[Dataset entries on figures]
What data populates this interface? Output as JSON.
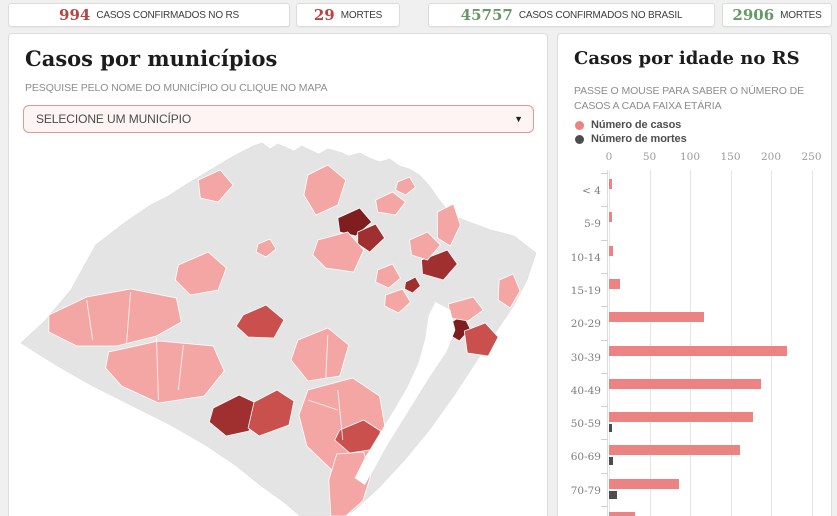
{
  "stats": [
    {
      "value": "994",
      "label": "CASOS CONFIRMADOS NO RS",
      "color": "#bb4341"
    },
    {
      "value": "29",
      "label": "MORTES",
      "color": "#bb4341"
    },
    {
      "value": "45757",
      "label": "CASOS CONFIRMADOS NO BRASIL",
      "color": "#669966"
    },
    {
      "value": "2906",
      "label": "MORTES",
      "color": "#669966"
    }
  ],
  "map_panel": {
    "title": "Casos por municípios",
    "subtitle": "PESQUISE PELO NOME DO MUNICÍPIO OU CLIQUE NO MAPA",
    "select_value": "SELECIONE UM MUNICÍPIO",
    "select_arrow": "▼",
    "map": {
      "base_color": "#e4e4e4",
      "water_color": "#ffffff",
      "border_color": "#ffffff",
      "palette": [
        "#f3a6a4",
        "#c9504c",
        "#a03030",
        "#7e1e1e"
      ],
      "outline": [
        [
          237,
          10
        ],
        [
          245,
          6
        ],
        [
          254,
          3
        ],
        [
          262,
          9
        ],
        [
          270,
          4
        ],
        [
          277,
          7
        ],
        [
          286,
          11
        ],
        [
          294,
          6
        ],
        [
          302,
          10
        ],
        [
          311,
          14
        ],
        [
          320,
          9
        ],
        [
          332,
          12
        ],
        [
          341,
          16
        ],
        [
          352,
          13
        ],
        [
          362,
          18
        ],
        [
          372,
          22
        ],
        [
          382,
          19
        ],
        [
          392,
          26
        ],
        [
          402,
          29
        ],
        [
          412,
          35
        ],
        [
          422,
          46
        ],
        [
          432,
          60
        ],
        [
          444,
          75
        ],
        [
          462,
          82
        ],
        [
          484,
          90
        ],
        [
          507,
          96
        ],
        [
          529,
          113
        ],
        [
          520,
          140
        ],
        [
          507,
          165
        ],
        [
          490,
          190
        ],
        [
          470,
          220
        ],
        [
          447,
          255
        ],
        [
          422,
          290
        ],
        [
          397,
          320
        ],
        [
          372,
          347
        ],
        [
          347,
          370
        ],
        [
          337,
          376
        ],
        [
          292,
          376
        ],
        [
          277,
          363
        ],
        [
          252,
          345
        ],
        [
          227,
          325
        ],
        [
          197,
          305
        ],
        [
          162,
          285
        ],
        [
          122,
          265
        ],
        [
          82,
          245
        ],
        [
          47,
          225
        ],
        [
          12,
          203
        ],
        [
          37,
          180
        ],
        [
          62,
          150
        ],
        [
          87,
          105
        ],
        [
          117,
          82
        ],
        [
          142,
          65
        ],
        [
          160,
          56
        ],
        [
          177,
          45
        ],
        [
          192,
          36
        ],
        [
          207,
          27
        ],
        [
          222,
          18
        ]
      ],
      "lagoon": [
        [
          428,
          162
        ],
        [
          443,
          170
        ],
        [
          448,
          190
        ],
        [
          439,
          212
        ],
        [
          424,
          234
        ],
        [
          409,
          258
        ],
        [
          394,
          282
        ],
        [
          379,
          306
        ],
        [
          367,
          328
        ],
        [
          357,
          345
        ],
        [
          347,
          338
        ],
        [
          357,
          318
        ],
        [
          371,
          295
        ],
        [
          386,
          271
        ],
        [
          400,
          247
        ],
        [
          411,
          223
        ],
        [
          418,
          198
        ],
        [
          421,
          176
        ]
      ],
      "regions": [
        {
          "level": 0,
          "points": [
            [
              190,
              40
            ],
            [
              212,
              30
            ],
            [
              225,
              45
            ],
            [
              210,
              62
            ],
            [
              192,
              58
            ]
          ]
        },
        {
          "level": 0,
          "points": [
            [
              300,
              35
            ],
            [
              320,
              25
            ],
            [
              338,
              40
            ],
            [
              330,
              65
            ],
            [
              308,
              75
            ],
            [
              296,
              55
            ]
          ]
        },
        {
          "level": 3,
          "points": [
            [
              330,
              78
            ],
            [
              352,
              68
            ],
            [
              364,
              82
            ],
            [
              348,
              96
            ],
            [
              332,
              92
            ]
          ]
        },
        {
          "level": 2,
          "points": [
            [
              350,
              92
            ],
            [
              368,
              84
            ],
            [
              377,
              98
            ],
            [
              362,
              112
            ],
            [
              350,
              104
            ]
          ]
        },
        {
          "level": 0,
          "points": [
            [
              310,
              100
            ],
            [
              340,
              92
            ],
            [
              356,
              110
            ],
            [
              346,
              132
            ],
            [
              318,
              128
            ],
            [
              305,
              115
            ]
          ]
        },
        {
          "level": 0,
          "points": [
            [
              368,
              60
            ],
            [
              385,
              52
            ],
            [
              398,
              62
            ],
            [
              388,
              75
            ],
            [
              370,
              72
            ]
          ]
        },
        {
          "level": 0,
          "points": [
            [
              430,
              72
            ],
            [
              446,
              64
            ],
            [
              453,
              85
            ],
            [
              443,
              106
            ],
            [
              430,
              98
            ]
          ]
        },
        {
          "level": 2,
          "points": [
            [
              414,
              120
            ],
            [
              440,
              110
            ],
            [
              450,
              124
            ],
            [
              436,
              140
            ],
            [
              415,
              134
            ]
          ]
        },
        {
          "level": 0,
          "points": [
            [
              170,
              125
            ],
            [
              200,
              112
            ],
            [
              218,
              128
            ],
            [
              210,
              150
            ],
            [
              182,
              155
            ],
            [
              167,
              140
            ]
          ]
        },
        {
          "level": 1,
          "points": [
            [
              235,
              175
            ],
            [
              258,
              165
            ],
            [
              276,
              180
            ],
            [
              266,
              198
            ],
            [
              240,
              197
            ],
            [
              228,
              186
            ]
          ]
        },
        {
          "level": 0,
          "points": [
            [
              40,
              175
            ],
            [
              78,
              157
            ],
            [
              122,
              149
            ],
            [
              168,
              158
            ],
            [
              173,
              182
            ],
            [
              148,
              196
            ],
            [
              108,
              206
            ],
            [
              68,
              206
            ],
            [
              40,
              192
            ]
          ]
        },
        {
          "level": 0,
          "points": [
            [
              100,
              212
            ],
            [
              150,
              201
            ],
            [
              205,
              206
            ],
            [
              216,
              231
            ],
            [
              196,
              256
            ],
            [
              150,
              263
            ],
            [
              113,
              246
            ],
            [
              97,
              228
            ]
          ]
        },
        {
          "level": 0,
          "points": [
            [
              290,
              200
            ],
            [
              320,
              188
            ],
            [
              341,
              205
            ],
            [
              332,
              236
            ],
            [
              300,
              241
            ],
            [
              283,
              220
            ]
          ]
        },
        {
          "level": 0,
          "points": [
            [
              300,
              250
            ],
            [
              345,
              238
            ],
            [
              372,
              256
            ],
            [
              378,
              291
            ],
            [
              355,
              321
            ],
            [
              325,
              331
            ],
            [
              299,
              306
            ],
            [
              291,
              275
            ]
          ]
        },
        {
          "level": 2,
          "points": [
            [
              205,
              268
            ],
            [
              231,
              255
            ],
            [
              246,
              262
            ],
            [
              241,
              291
            ],
            [
              218,
              296
            ],
            [
              201,
              282
            ]
          ]
        },
        {
          "level": 1,
          "points": [
            [
              246,
              262
            ],
            [
              269,
              250
            ],
            [
              286,
              261
            ],
            [
              281,
              285
            ],
            [
              251,
              296
            ],
            [
              240,
              288
            ]
          ]
        },
        {
          "level": 1,
          "points": [
            [
              332,
              290
            ],
            [
              356,
              280
            ],
            [
              373,
              291
            ],
            [
              368,
              309
            ],
            [
              342,
              313
            ],
            [
              327,
              300
            ]
          ]
        },
        {
          "level": 0,
          "points": [
            [
              329,
              314
            ],
            [
              356,
              312
            ],
            [
              363,
              336
            ],
            [
              355,
              361
            ],
            [
              338,
              376
            ],
            [
              323,
              376
            ],
            [
              321,
              340
            ]
          ]
        },
        {
          "level": 3,
          "points": [
            [
              444,
              182
            ],
            [
              456,
              175
            ],
            [
              463,
              189
            ],
            [
              452,
              201
            ],
            [
              442,
              195
            ]
          ]
        },
        {
          "level": 1,
          "points": [
            [
              457,
              191
            ],
            [
              478,
              183
            ],
            [
              491,
              197
            ],
            [
              481,
              216
            ],
            [
              460,
              213
            ]
          ]
        },
        {
          "level": 0,
          "points": [
            [
              441,
              164
            ],
            [
              466,
              157
            ],
            [
              476,
              170
            ],
            [
              461,
              181
            ],
            [
              443,
              178
            ]
          ]
        },
        {
          "level": 0,
          "points": [
            [
              492,
              140
            ],
            [
              506,
              134
            ],
            [
              513,
              151
            ],
            [
              503,
              168
            ],
            [
              491,
              160
            ]
          ]
        },
        {
          "level": 0,
          "points": [
            [
              370,
              130
            ],
            [
              385,
              124
            ],
            [
              393,
              138
            ],
            [
              381,
              148
            ],
            [
              368,
              142
            ]
          ]
        },
        {
          "level": 0,
          "points": [
            [
              378,
              155
            ],
            [
              395,
              149
            ],
            [
              403,
              162
            ],
            [
              391,
              173
            ],
            [
              377,
              166
            ]
          ]
        },
        {
          "level": 0,
          "points": [
            [
              402,
              100
            ],
            [
              420,
              92
            ],
            [
              433,
              105
            ],
            [
              420,
              120
            ],
            [
              404,
              115
            ]
          ]
        },
        {
          "level": 2,
          "points": [
            [
              398,
              142
            ],
            [
              408,
              137
            ],
            [
              413,
              146
            ],
            [
              405,
              153
            ],
            [
              397,
              149
            ]
          ]
        },
        {
          "level": 0,
          "points": [
            [
              390,
              42
            ],
            [
              402,
              37
            ],
            [
              408,
              47
            ],
            [
              398,
              55
            ],
            [
              388,
              50
            ]
          ]
        },
        {
          "level": 0,
          "points": [
            [
              250,
              104
            ],
            [
              262,
              99
            ],
            [
              268,
              109
            ],
            [
              258,
              117
            ],
            [
              248,
              112
            ]
          ]
        }
      ],
      "inner_borders": [
        [
          [
            78,
            160
          ],
          [
            84,
            200
          ]
        ],
        [
          [
            122,
            152
          ],
          [
            118,
            203
          ]
        ],
        [
          [
            148,
            198
          ],
          [
            150,
            260
          ]
        ],
        [
          [
            175,
            205
          ],
          [
            170,
            250
          ]
        ],
        [
          [
            320,
            195
          ],
          [
            318,
            238
          ]
        ],
        [
          [
            330,
            250
          ],
          [
            335,
            300
          ]
        ],
        [
          [
            300,
            260
          ],
          [
            330,
            270
          ]
        ]
      ]
    }
  },
  "chart_panel": {
    "title": "Casos por idade no RS",
    "subtitle": "PASSE O MOUSE PARA SABER O NÚMERO DE CASOS A CADA FAIXA ETÁRIA",
    "legend": [
      {
        "label": "Número de casos",
        "color": "#ec8282"
      },
      {
        "label": "Número de mortes",
        "color": "#4d4d4d"
      }
    ]
  },
  "chart_data": {
    "type": "bar",
    "orientation": "horizontal",
    "title": "Casos por idade no RS",
    "categories": [
      "< 4",
      "5-9",
      "10-14",
      "15-19",
      "20-29",
      "30-39",
      "40-49",
      "50-59",
      "60-69",
      "70-79",
      ""
    ],
    "series": [
      {
        "name": "Número de casos",
        "color": "#ec8282",
        "values": [
          4,
          4,
          5,
          14,
          117,
          220,
          188,
          178,
          162,
          87,
          32
        ]
      },
      {
        "name": "Número de mortes",
        "color": "#4d4d4d",
        "values": [
          0,
          0,
          0,
          0,
          0,
          0,
          0,
          2,
          5,
          10,
          0
        ]
      }
    ],
    "x_ticks": [
      0,
      50,
      100,
      150,
      200,
      250
    ],
    "xlim": [
      0,
      260
    ],
    "grid": true,
    "legend_position": "top-left"
  }
}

#### Request
Copy each line from the records above that includes the string "name".

#### Exercise solution
        "name": "Número de casos",
        "name": "Número de mortes",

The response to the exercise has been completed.